Each entry should be quoted word for word, including every mark of punctuation.

· · ·

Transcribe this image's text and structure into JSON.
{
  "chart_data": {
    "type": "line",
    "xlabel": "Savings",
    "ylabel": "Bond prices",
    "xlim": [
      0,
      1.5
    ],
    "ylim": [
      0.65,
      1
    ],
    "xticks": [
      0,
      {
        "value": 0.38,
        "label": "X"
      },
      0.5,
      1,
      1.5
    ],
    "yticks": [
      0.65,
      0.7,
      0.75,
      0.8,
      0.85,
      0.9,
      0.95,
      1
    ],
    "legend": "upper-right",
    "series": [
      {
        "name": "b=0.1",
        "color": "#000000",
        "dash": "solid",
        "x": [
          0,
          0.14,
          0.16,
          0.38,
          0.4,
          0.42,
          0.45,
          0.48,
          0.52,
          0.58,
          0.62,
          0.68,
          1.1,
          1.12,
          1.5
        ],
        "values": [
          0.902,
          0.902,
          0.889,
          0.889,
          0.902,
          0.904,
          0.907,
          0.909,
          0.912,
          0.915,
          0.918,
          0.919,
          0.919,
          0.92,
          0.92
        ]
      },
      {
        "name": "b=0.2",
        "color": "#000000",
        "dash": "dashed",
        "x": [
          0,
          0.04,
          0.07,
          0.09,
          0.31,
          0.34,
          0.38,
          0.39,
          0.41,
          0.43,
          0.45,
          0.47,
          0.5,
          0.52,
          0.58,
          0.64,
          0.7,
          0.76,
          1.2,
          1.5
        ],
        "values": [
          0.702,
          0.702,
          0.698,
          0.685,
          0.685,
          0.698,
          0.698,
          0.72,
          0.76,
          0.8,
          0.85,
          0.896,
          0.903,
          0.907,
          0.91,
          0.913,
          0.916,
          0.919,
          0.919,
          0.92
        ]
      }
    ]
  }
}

· · ·

Full response:
Transcribe this image's text and structure into JSON.
{
  "chart_data": {
    "type": "line",
    "xlabel": "Savings",
    "ylabel": "Bond prices",
    "xlim": [
      0,
      1.5
    ],
    "ylim": [
      0.65,
      1
    ],
    "xticks": [
      0,
      {
        "value": 0.38,
        "label": "X"
      },
      0.5,
      1,
      1.5
    ],
    "yticks": [
      0.65,
      0.7,
      0.75,
      0.8,
      0.85,
      0.9,
      0.95,
      1
    ],
    "legend": "upper-right",
    "series": [
      {
        "name": "b=0.1",
        "color": "#000000",
        "dash": "solid",
        "x": [
          0,
          0.14,
          0.16,
          0.38,
          0.4,
          0.42,
          0.45,
          0.48,
          0.52,
          0.58,
          0.62,
          0.68,
          1.1,
          1.12,
          1.5
        ],
        "values": [
          0.902,
          0.902,
          0.889,
          0.889,
          0.902,
          0.904,
          0.907,
          0.909,
          0.912,
          0.915,
          0.918,
          0.919,
          0.919,
          0.92,
          0.92
        ]
      },
      {
        "name": "b=0.2",
        "color": "#000000",
        "dash": "dashed",
        "x": [
          0,
          0.04,
          0.07,
          0.09,
          0.31,
          0.34,
          0.38,
          0.39,
          0.41,
          0.43,
          0.45,
          0.47,
          0.5,
          0.52,
          0.58,
          0.64,
          0.7,
          0.76,
          1.2,
          1.5
        ],
        "values": [
          0.702,
          0.702,
          0.698,
          0.685,
          0.685,
          0.698,
          0.698,
          0.72,
          0.76,
          0.8,
          0.85,
          0.896,
          0.903,
          0.907,
          0.91,
          0.913,
          0.916,
          0.919,
          0.919,
          0.92
        ]
      }
    ]
  }
}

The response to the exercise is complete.